| EXERCISE |
Could you render the records as a Markdown table with the columns Row and Entry, beginning at the start of the records and stopping after the line that contains "In FIG. 8, the coin", with blank lines and pictures left out?
>> BEGIN DATASET RECORDS
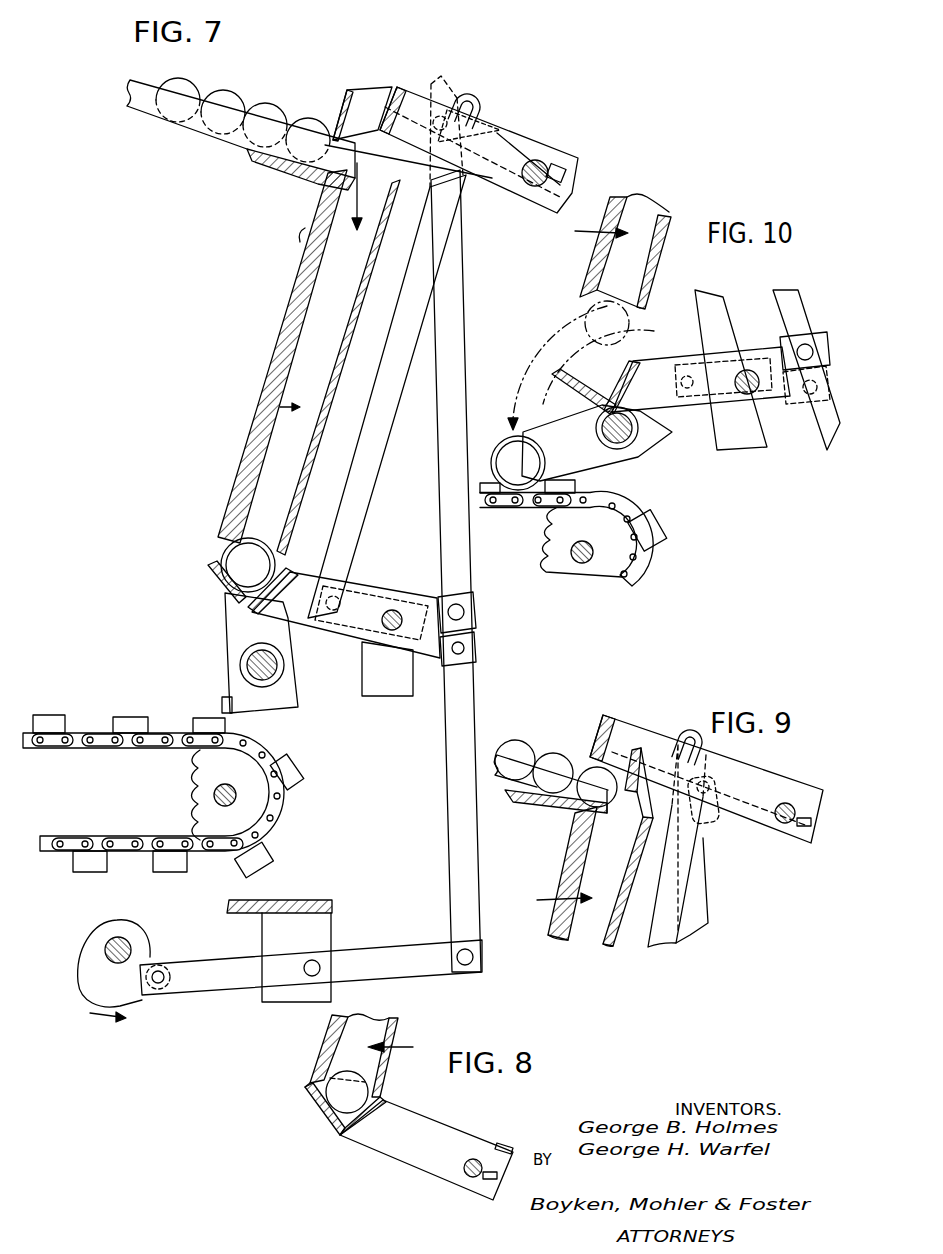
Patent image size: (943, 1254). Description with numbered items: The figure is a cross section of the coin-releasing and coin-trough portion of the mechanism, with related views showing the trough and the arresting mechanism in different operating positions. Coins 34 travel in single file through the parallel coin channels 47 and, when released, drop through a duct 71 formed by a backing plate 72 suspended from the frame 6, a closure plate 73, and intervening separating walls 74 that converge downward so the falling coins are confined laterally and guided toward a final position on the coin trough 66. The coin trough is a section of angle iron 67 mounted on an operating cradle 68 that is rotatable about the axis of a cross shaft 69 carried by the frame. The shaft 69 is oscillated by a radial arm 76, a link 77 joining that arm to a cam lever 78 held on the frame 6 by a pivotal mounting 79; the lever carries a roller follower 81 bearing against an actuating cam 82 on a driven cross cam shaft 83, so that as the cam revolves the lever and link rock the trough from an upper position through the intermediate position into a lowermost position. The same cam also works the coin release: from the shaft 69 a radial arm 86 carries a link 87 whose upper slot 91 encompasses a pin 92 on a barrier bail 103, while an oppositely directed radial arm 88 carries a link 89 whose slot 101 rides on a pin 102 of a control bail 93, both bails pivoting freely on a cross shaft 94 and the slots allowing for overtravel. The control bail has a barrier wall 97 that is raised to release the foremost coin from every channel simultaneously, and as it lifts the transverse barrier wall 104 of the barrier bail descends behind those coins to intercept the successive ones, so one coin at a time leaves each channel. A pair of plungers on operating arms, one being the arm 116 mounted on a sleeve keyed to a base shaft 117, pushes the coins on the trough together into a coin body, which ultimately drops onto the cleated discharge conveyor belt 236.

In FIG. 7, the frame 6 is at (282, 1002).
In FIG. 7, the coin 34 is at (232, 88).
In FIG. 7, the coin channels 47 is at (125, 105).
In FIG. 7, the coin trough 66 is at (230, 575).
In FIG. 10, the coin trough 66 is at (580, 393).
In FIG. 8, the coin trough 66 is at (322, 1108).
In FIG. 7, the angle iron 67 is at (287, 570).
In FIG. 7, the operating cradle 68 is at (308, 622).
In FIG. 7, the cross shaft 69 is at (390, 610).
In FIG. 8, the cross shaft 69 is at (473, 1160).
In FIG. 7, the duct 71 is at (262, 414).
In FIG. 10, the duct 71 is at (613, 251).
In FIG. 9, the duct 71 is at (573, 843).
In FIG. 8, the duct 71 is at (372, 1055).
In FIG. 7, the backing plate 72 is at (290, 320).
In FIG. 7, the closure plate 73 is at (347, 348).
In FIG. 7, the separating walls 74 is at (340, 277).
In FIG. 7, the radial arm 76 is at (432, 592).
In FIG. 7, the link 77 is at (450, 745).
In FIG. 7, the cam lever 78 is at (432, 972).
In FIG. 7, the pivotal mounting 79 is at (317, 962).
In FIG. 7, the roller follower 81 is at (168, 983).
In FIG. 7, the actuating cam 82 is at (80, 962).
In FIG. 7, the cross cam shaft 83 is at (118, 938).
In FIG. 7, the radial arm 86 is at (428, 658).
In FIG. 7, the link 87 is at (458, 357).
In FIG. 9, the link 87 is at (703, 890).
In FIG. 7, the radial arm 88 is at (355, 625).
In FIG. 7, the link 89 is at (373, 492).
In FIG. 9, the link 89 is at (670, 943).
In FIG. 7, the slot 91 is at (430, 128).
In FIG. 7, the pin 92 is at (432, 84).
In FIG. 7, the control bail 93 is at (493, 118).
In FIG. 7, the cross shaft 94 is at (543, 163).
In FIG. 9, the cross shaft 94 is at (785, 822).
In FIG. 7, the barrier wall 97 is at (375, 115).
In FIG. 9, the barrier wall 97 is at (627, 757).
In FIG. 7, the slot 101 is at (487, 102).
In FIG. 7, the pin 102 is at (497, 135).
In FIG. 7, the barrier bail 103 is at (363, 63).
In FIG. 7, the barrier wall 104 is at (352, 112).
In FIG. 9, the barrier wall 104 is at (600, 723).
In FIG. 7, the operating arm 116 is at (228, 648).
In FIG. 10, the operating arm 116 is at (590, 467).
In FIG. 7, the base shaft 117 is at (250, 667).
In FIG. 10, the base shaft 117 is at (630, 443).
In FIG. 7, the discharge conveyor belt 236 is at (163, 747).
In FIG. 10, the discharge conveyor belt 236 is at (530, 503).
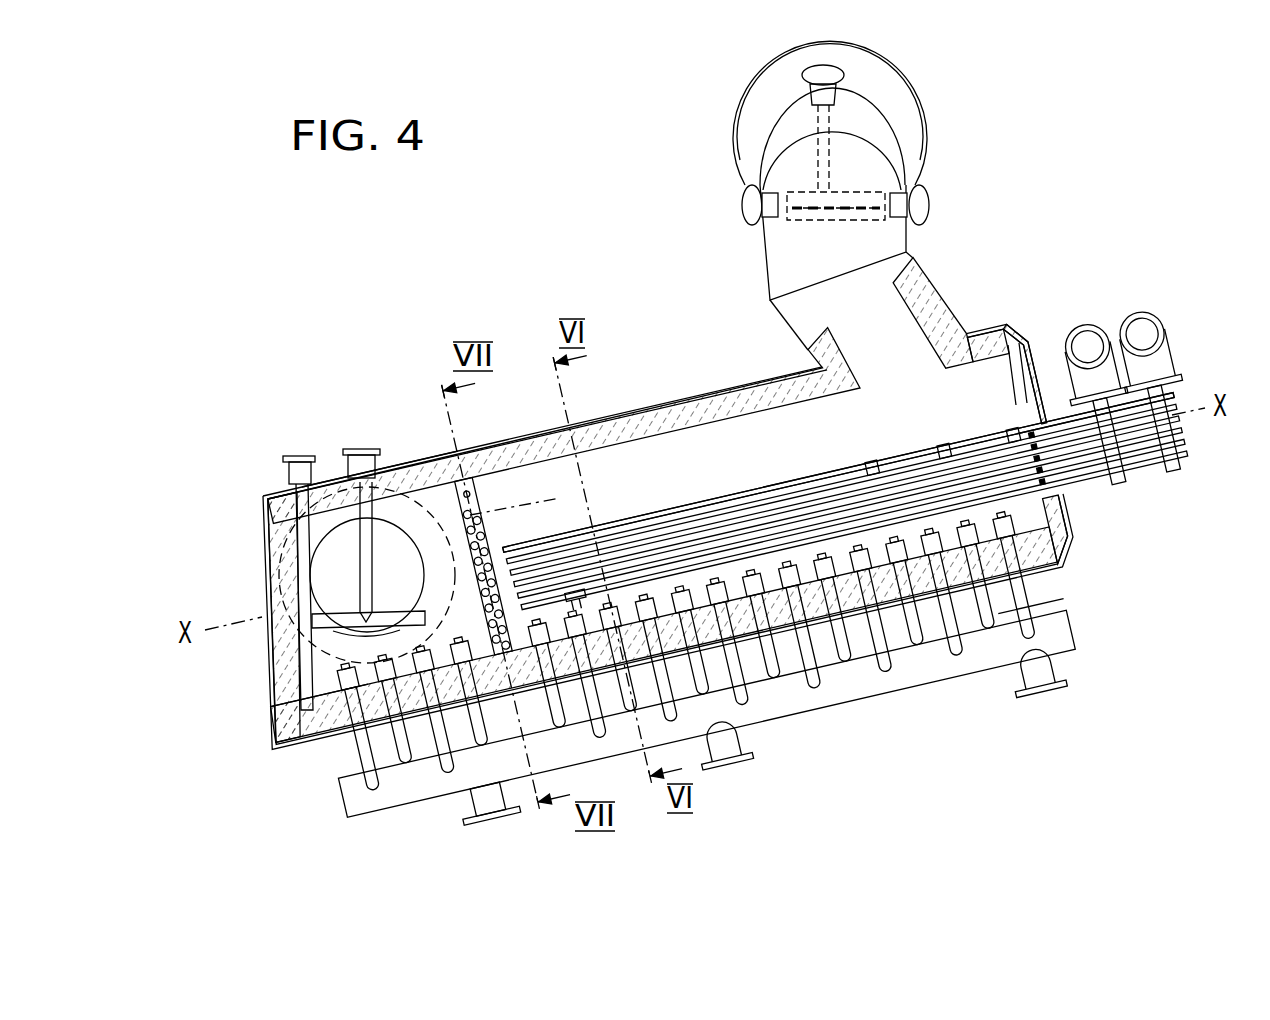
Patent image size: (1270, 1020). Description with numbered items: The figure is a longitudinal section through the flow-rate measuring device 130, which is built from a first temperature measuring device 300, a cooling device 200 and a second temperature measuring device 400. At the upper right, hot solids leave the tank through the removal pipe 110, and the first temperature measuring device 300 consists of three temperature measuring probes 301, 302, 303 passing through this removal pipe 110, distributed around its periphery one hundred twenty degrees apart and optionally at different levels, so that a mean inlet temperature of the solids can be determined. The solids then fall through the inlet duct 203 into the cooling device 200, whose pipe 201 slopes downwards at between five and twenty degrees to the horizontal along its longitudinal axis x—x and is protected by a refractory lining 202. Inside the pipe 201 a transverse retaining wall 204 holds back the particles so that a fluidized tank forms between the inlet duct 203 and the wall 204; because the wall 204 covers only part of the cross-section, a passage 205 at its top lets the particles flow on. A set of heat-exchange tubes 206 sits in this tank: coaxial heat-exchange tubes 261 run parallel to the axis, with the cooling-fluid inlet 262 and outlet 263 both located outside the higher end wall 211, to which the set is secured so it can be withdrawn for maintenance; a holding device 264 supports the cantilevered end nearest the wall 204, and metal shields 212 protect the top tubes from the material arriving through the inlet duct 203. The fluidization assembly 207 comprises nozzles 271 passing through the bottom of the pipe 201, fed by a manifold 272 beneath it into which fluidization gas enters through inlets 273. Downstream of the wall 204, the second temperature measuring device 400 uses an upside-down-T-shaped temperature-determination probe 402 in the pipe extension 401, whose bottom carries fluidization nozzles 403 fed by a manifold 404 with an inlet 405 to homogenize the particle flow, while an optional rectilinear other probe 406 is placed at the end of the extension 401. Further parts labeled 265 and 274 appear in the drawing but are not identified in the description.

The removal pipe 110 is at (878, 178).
>> END DATASET RECORDS
| FINISHED EXERCISE |
| Row | Entry |
|---|---|
| 1 | Patent image size: (943, 1254). Description with numbered items: The figure is a cross section of the coin-releasing and coin-trough portion of the mechanism, with related views showing the trough and the arresting mechanism in different operating positions. Coins 34 travel in single file through the parallel coin channels 47 and, when released, drop through a duct 71 formed by a backing plate 72 suspended from the frame 6, a closure plate 73, and intervening separating walls 74 that converge downward so the falling coins are confined laterally and guided toward a final position on the coin trough 66. The coin trough is a section of angle iron 67 mounted on an operating cradle 68 that is rotatable about the axis of a cross shaft 69 carried by the frame. The shaft 69 is oscillated by a radial arm 76, a link 77 joining that arm to a cam lever 78 held on the frame 6 by a pivotal mounting 79; the lever carries a roller follower 81 bearing against an actuating cam 82 on a driven cross cam shaft 83, so that as the cam revolves the lever and link rock the trough from an upper position through the intermediate position into a lowermost position. The same cam also works the coin release: from the shaft 69 a radial arm 86 carries a link 87 whose upper slot 91 encompasses a pin 92 on a barrier bail 103, while an oppositely directed radial arm 88 carries a link 89 whose slot 101 rides on a pin 102 of a control bail 93, both bails pivoting freely on a cross shaft 94 and the slots allowing for overtravel. The control bail has a barrier wall 97 that is raised to release the foremost coin from every channel simultaneously, and as it lifts the transverse barrier wall 104 of the barrier bail descends behind those coins to intercept the successive ones, so one coin at a time leaves each channel. A pair of plungers on operating arms, one being the arm 116 mounted on a sleeve keyed to a base shaft 117, pushes the coins on the trough together into a coin body, which ultimately drops onto the cleated discharge conveyor belt 236. |
| 2 | In FIG. 7, the frame 6 is at (282, 1002). |
| 3 | In FIG. 7, the coin 34 is at (232, 88). |
| 4 | In FIG. 7, the coin channels 47 is at (125, 105). |
| 5 | In FIG. 7, the coin trough 66 is at (230, 575). |
| 6 | In FIG. 10, the coin trough 66 is at (580, 393). |
| 7 | In FIG. 8, the coin trough 66 is at (322, 1108). |